WRITTEN PROBLEM —
Without including any pictures, write out all the entries exactly.

[start]

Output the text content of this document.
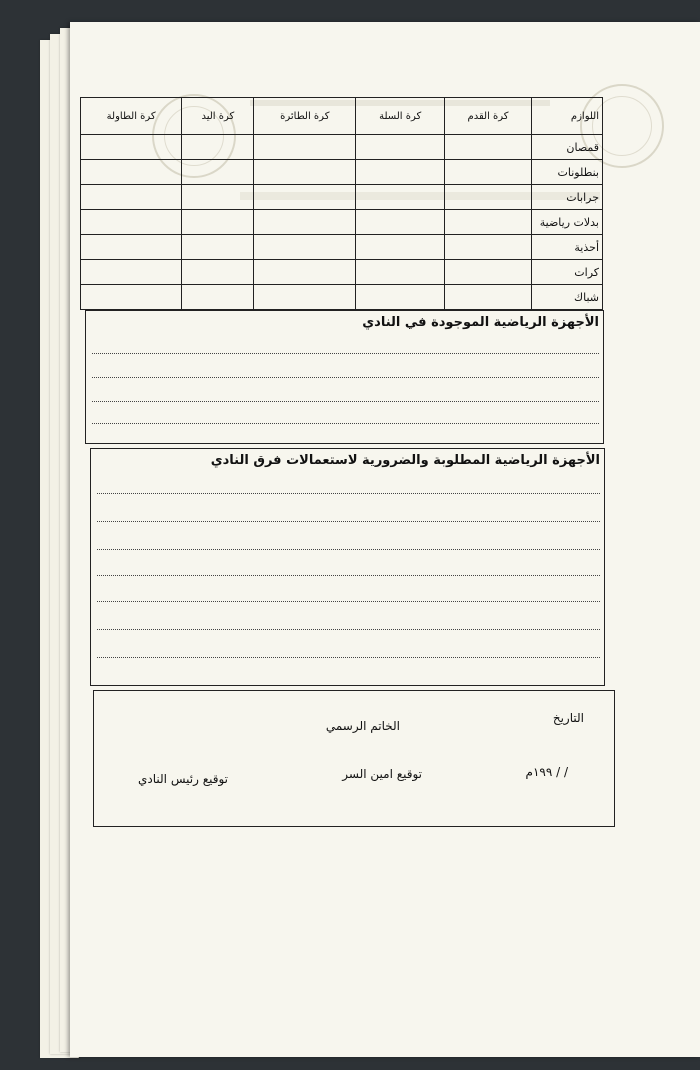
اللوازم	كرة القدم	كرة السلة	كرة الطائرة	كرة اليد	كرة الطاولة
قمصان					
بنطلونات					
جرابات					
بدلات رياضية					
أحذية					
كرات					
شباك					
الأجهزة الرياضية الموجودة في النادي
الأجهزة الرياضية المطلوبة والضرورية لاستعمالات فرق النادي
التاريخ
الخاتم الرسمي
/ / ١٩٩م
توقيع امين السر
توقيع رئيس النادي
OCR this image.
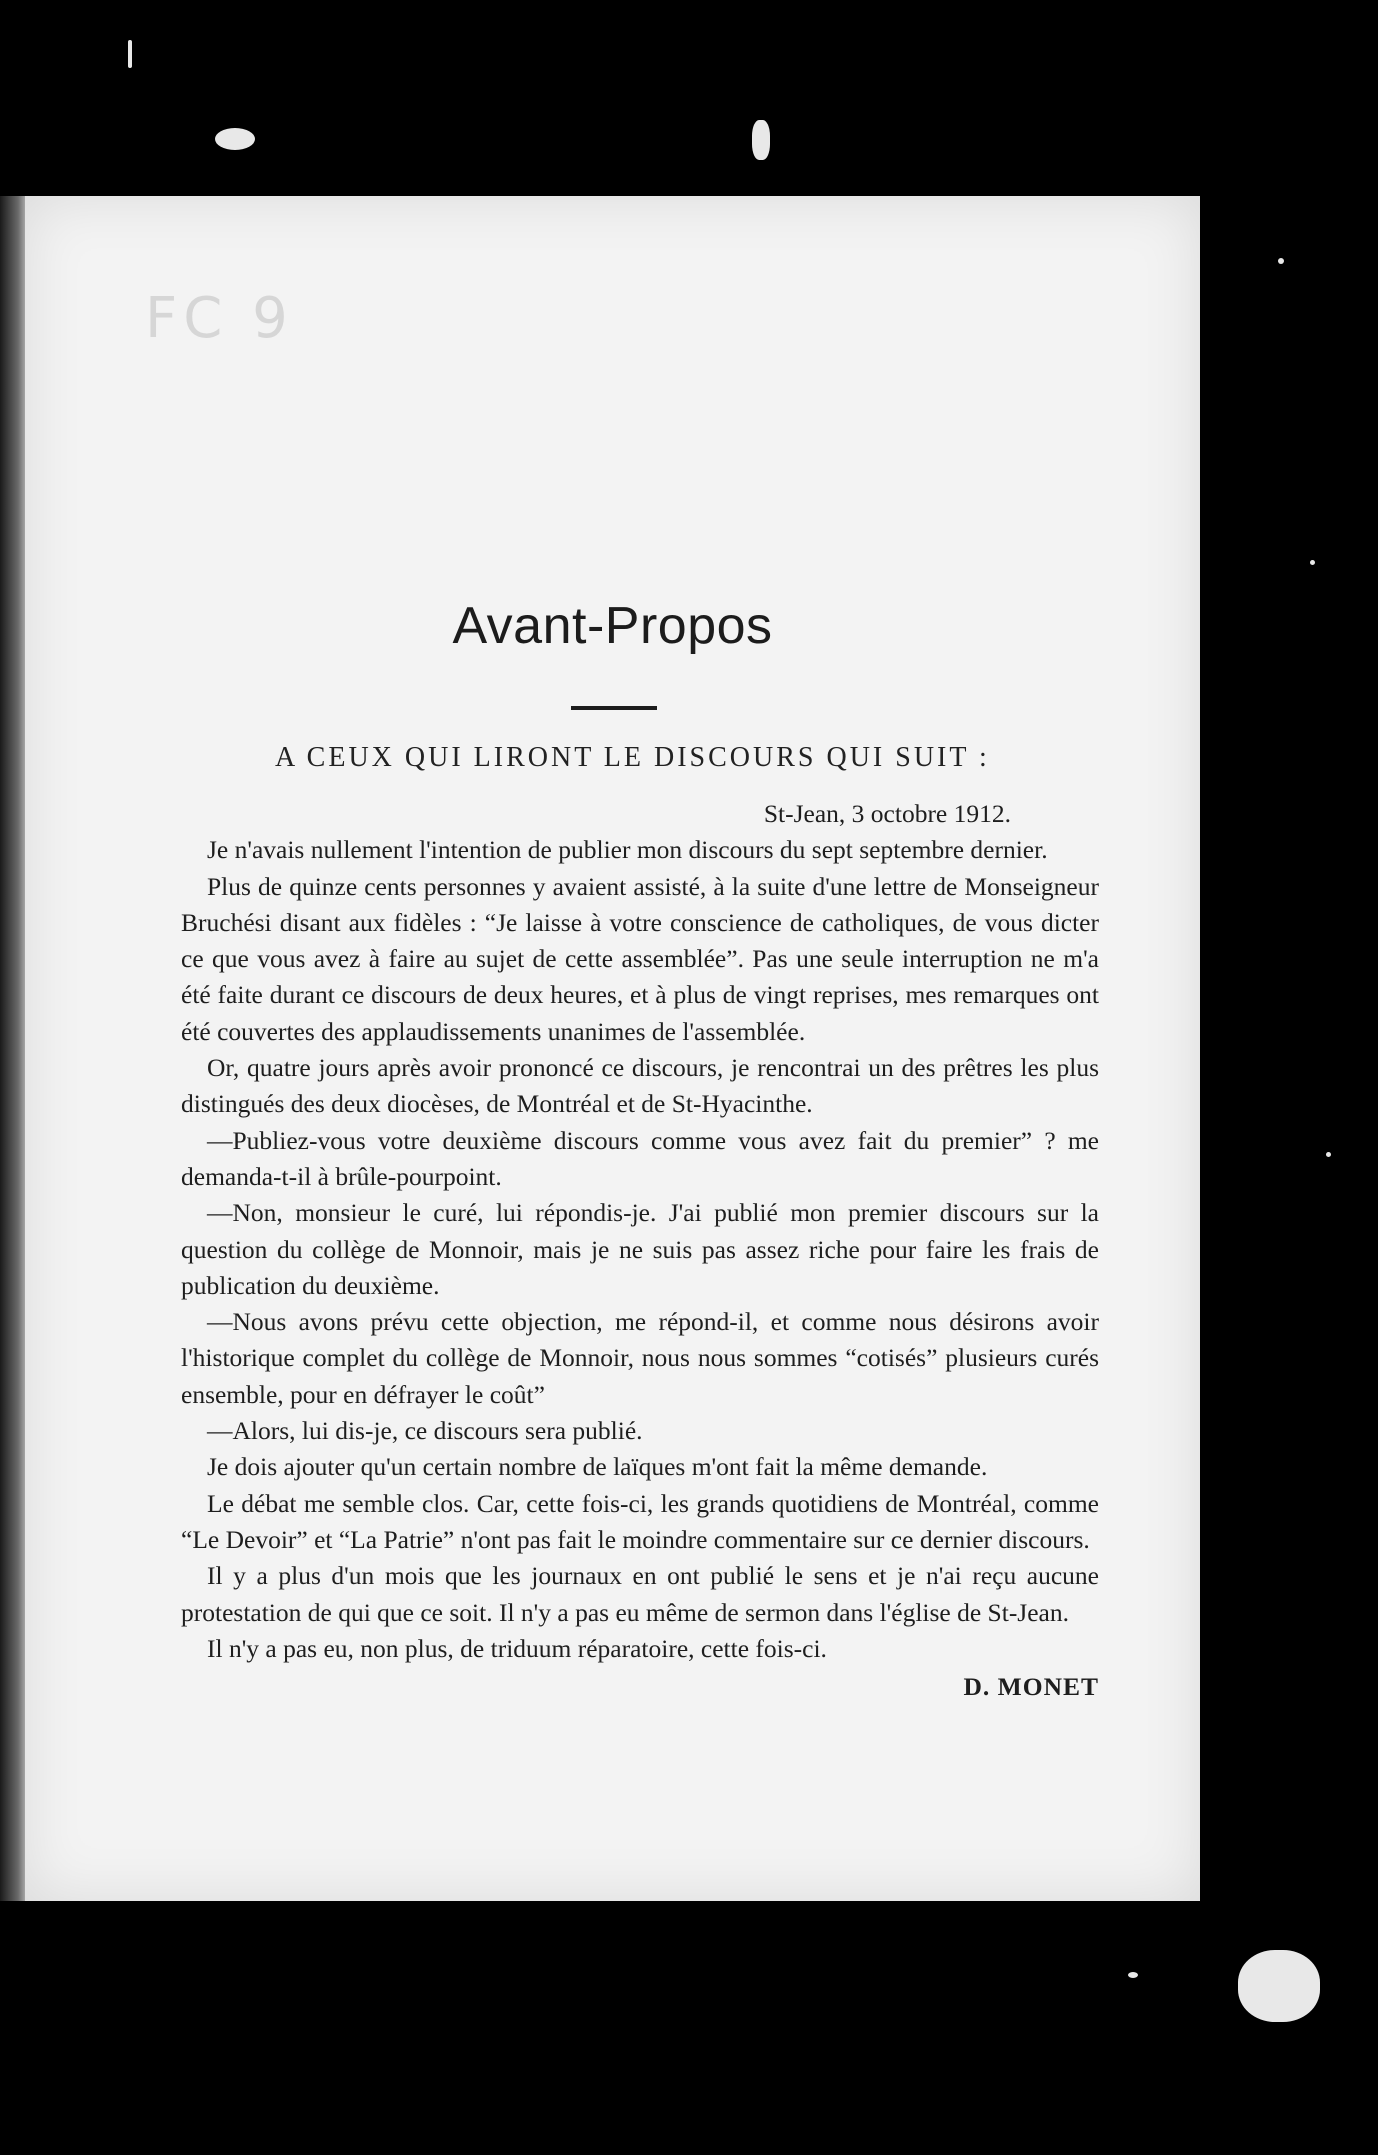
FC 9
Avant-Propos
A CEUX QUI LIRONT LE DISCOURS QUI SUIT :
St-Jean, 3 octobre 1912.

Je n'avais nullement l'intention de publier mon discours du sept septembre dernier.

Plus de quinze cents personnes y avaient assisté, à la suite d'une lettre de Monseigneur Bruchési disant aux fidèles : “Je laisse à votre conscience de catholiques, de vous dicter ce que vous avez à faire au sujet de cette assemblée”. Pas une seule interruption ne m'a été faite durant ce discours de deux heures, et à plus de vingt reprises, mes remarques ont été couvertes des applaudissements unanimes de l'assemblée.

Or, quatre jours après avoir prononcé ce discours, je rencontrai un des prêtres les plus distingués des deux diocèses, de Montréal et de St-Hyacinthe.

—Publiez-vous votre deuxième discours comme vous avez fait du premier” ? me demanda-t-il à brûle-pourpoint.

—Non, monsieur le curé, lui répondis-je. J'ai publié mon premier discours sur la question du collège de Monnoir, mais je ne suis pas assez riche pour faire les frais de publication du deuxième.

—Nous avons prévu cette objection, me répond-il, et comme nous désirons avoir l'historique complet du collège de Monnoir, nous nous sommes “cotisés” plusieurs curés ensemble, pour en défrayer le coût”

—Alors, lui dis-je, ce discours sera publié.

Je dois ajouter qu'un certain nombre de laïques m'ont fait la même demande.

Le débat me semble clos. Car, cette fois-ci, les grands quotidiens de Montréal, comme “Le Devoir” et “La Patrie” n'ont pas fait le moindre commentaire sur ce dernier discours.

Il y a plus d'un mois que les journaux en ont publié le sens et je n'ai reçu aucune protestation de qui que ce soit. Il n'y a pas eu même de sermon dans l'église de St-Jean.

Il n'y a pas eu, non plus, de triduum réparatoire, cette fois-ci.

D. MONET
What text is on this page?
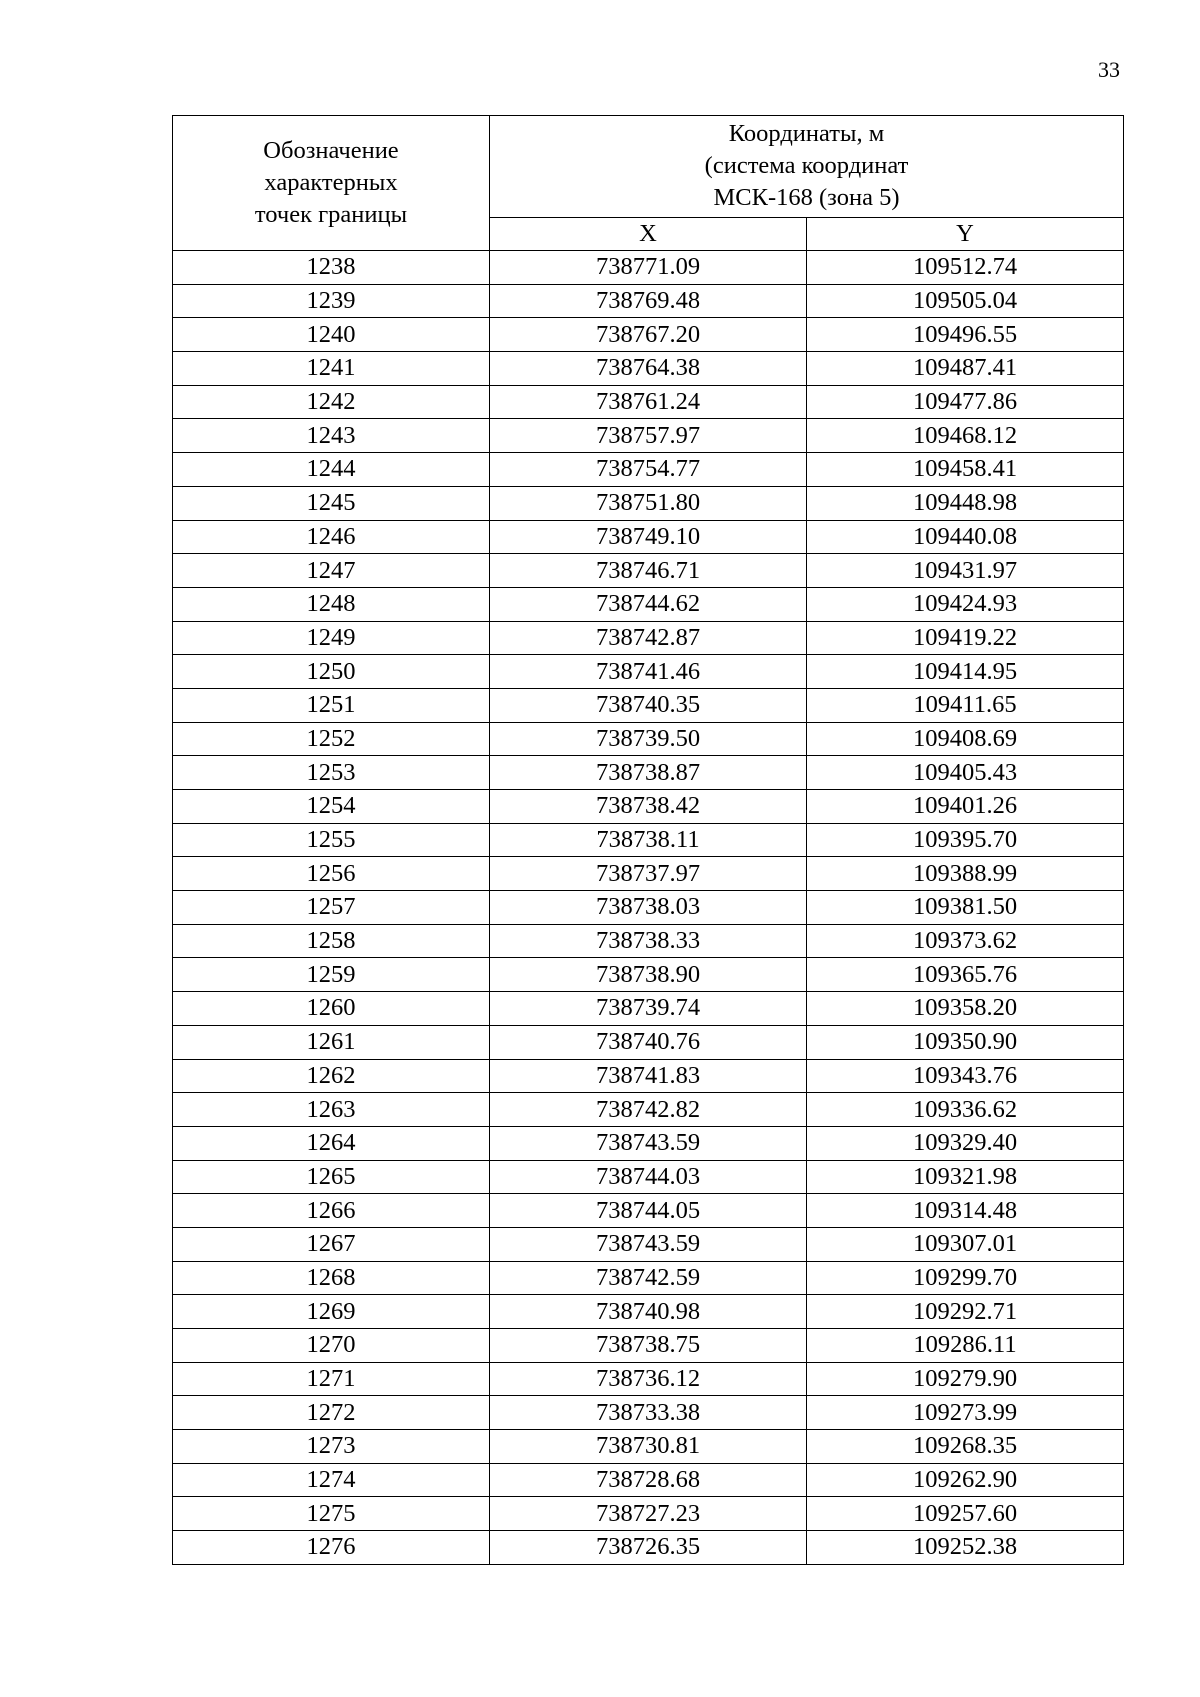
33
Обозначение
характерных
точек границы	Координаты, м
(система координат
МСК-168 (зона 5)	

	X	Y
1238	738771.09	109512.74
1239	738769.48	109505.04
1240	738767.20	109496.55
1241	738764.38	109487.41
1242	738761.24	109477.86
1243	738757.97	109468.12
1244	738754.77	109458.41
1245	738751.80	109448.98
1246	738749.10	109440.08
1247	738746.71	109431.97
1248	738744.62	109424.93
1249	738742.87	109419.22
1250	738741.46	109414.95
1251	738740.35	109411.65
1252	738739.50	109408.69
1253	738738.87	109405.43
1254	738738.42	109401.26
1255	738738.11	109395.70
1256	738737.97	109388.99
1257	738738.03	109381.50
1258	738738.33	109373.62
1259	738738.90	109365.76
1260	738739.74	109358.20
1261	738740.76	109350.90
1262	738741.83	109343.76
1263	738742.82	109336.62
1264	738743.59	109329.40
1265	738744.03	109321.98
1266	738744.05	109314.48
1267	738743.59	109307.01
1268	738742.59	109299.70
1269	738740.98	109292.71
1270	738738.75	109286.11
1271	738736.12	109279.90
1272	738733.38	109273.99
1273	738730.81	109268.35
1274	738728.68	109262.90
1275	738727.23	109257.60
1276	738726.35	109252.38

[end]

SOLUTION TO THIS PROBLEM —
Output the text content of this document.
اللوازم	كرة القدم	كرة السلة	كرة الطائرة	كرة اليد	كرة الطاولة
قمصان					
بنطلونات					
جرابات					
بدلات رياضية					
أحذية					
كرات					
شباك					
الأجهزة الرياضية الموجودة في النادي
الأجهزة الرياضية المطلوبة والضرورية لاستعمالات فرق النادي
التاريخ
الخاتم الرسمي
/ / ١٩٩م
توقيع امين السر
توقيع رئيس النادي
OCR this image.
FC 9
Avant-Propos
A CEUX QUI LIRONT LE DISCOURS QUI SUIT :
St-Jean, 3 octobre 1912.

Je n'avais nullement l'intention de publier mon discours du sept septembre dernier.

Plus de quinze cents personnes y avaient assisté, à la suite d'une lettre de Monseigneur Bruchési disant aux fidèles : “Je laisse à votre conscience de catholiques, de vous dicter ce que vous avez à faire au sujet de cette assemblée”. Pas une seule interruption ne m'a été faite durant ce discours de deux heures, et à plus de vingt reprises, mes remarques ont été couvertes des applaudissements unanimes de l'assemblée.

Or, quatre jours après avoir prononcé ce discours, je rencontrai un des prêtres les plus distingués des deux diocèses, de Montréal et de St-Hyacinthe.

—Publiez-vous votre deuxième discours comme vous avez fait du premier” ? me demanda-t-il à brûle-pourpoint.

—Non, monsieur le curé, lui répondis-je. J'ai publié mon premier discours sur la question du collège de Monnoir, mais je ne suis pas assez riche pour faire les frais de publication du deuxième.

—Nous avons prévu cette objection, me répond-il, et comme nous désirons avoir l'historique complet du collège de Monnoir, nous nous sommes “cotisés” plusieurs curés ensemble, pour en défrayer le coût”

—Alors, lui dis-je, ce discours sera publié.

Je dois ajouter qu'un certain nombre de laïques m'ont fait la même demande.

Le débat me semble clos. Car, cette fois-ci, les grands quotidiens de Montréal, comme “Le Devoir” et “La Patrie” n'ont pas fait le moindre commentaire sur ce dernier discours.

Il y a plus d'un mois que les journaux en ont publié le sens et je n'ai reçu aucune protestation de qui que ce soit. Il n'y a pas eu même de sermon dans l'église de St-Jean.

Il n'y a pas eu, non plus, de triduum réparatoire, cette fois-ci.

D. MONET
What text is on this page?
33
Обозначение
характерных
точек границы	Координаты, м
(система координат
МСК-168 (зона 5)	

	X	Y
1238	738771.09	109512.74
1239	738769.48	109505.04
1240	738767.20	109496.55
1241	738764.38	109487.41
1242	738761.24	109477.86
1243	738757.97	109468.12
1244	738754.77	109458.41
1245	738751.80	109448.98
1246	738749.10	109440.08
1247	738746.71	109431.97
1248	738744.62	109424.93
1249	738742.87	109419.22
1250	738741.46	109414.95
1251	738740.35	109411.65
1252	738739.50	109408.69
1253	738738.87	109405.43
1254	738738.42	109401.26
1255	738738.11	109395.70
1256	738737.97	109388.99
1257	738738.03	109381.50
1258	738738.33	109373.62
1259	738738.90	109365.76
1260	738739.74	109358.20
1261	738740.76	109350.90
1262	738741.83	109343.76
1263	738742.82	109336.62
1264	738743.59	109329.40
1265	738744.03	109321.98
1266	738744.05	109314.48
1267	738743.59	109307.01
1268	738742.59	109299.70
1269	738740.98	109292.71
1270	738738.75	109286.11
1271	738736.12	109279.90
1272	738733.38	109273.99
1273	738730.81	109268.35
1274	738728.68	109262.90
1275	738727.23	109257.60
1276	738726.35	109252.38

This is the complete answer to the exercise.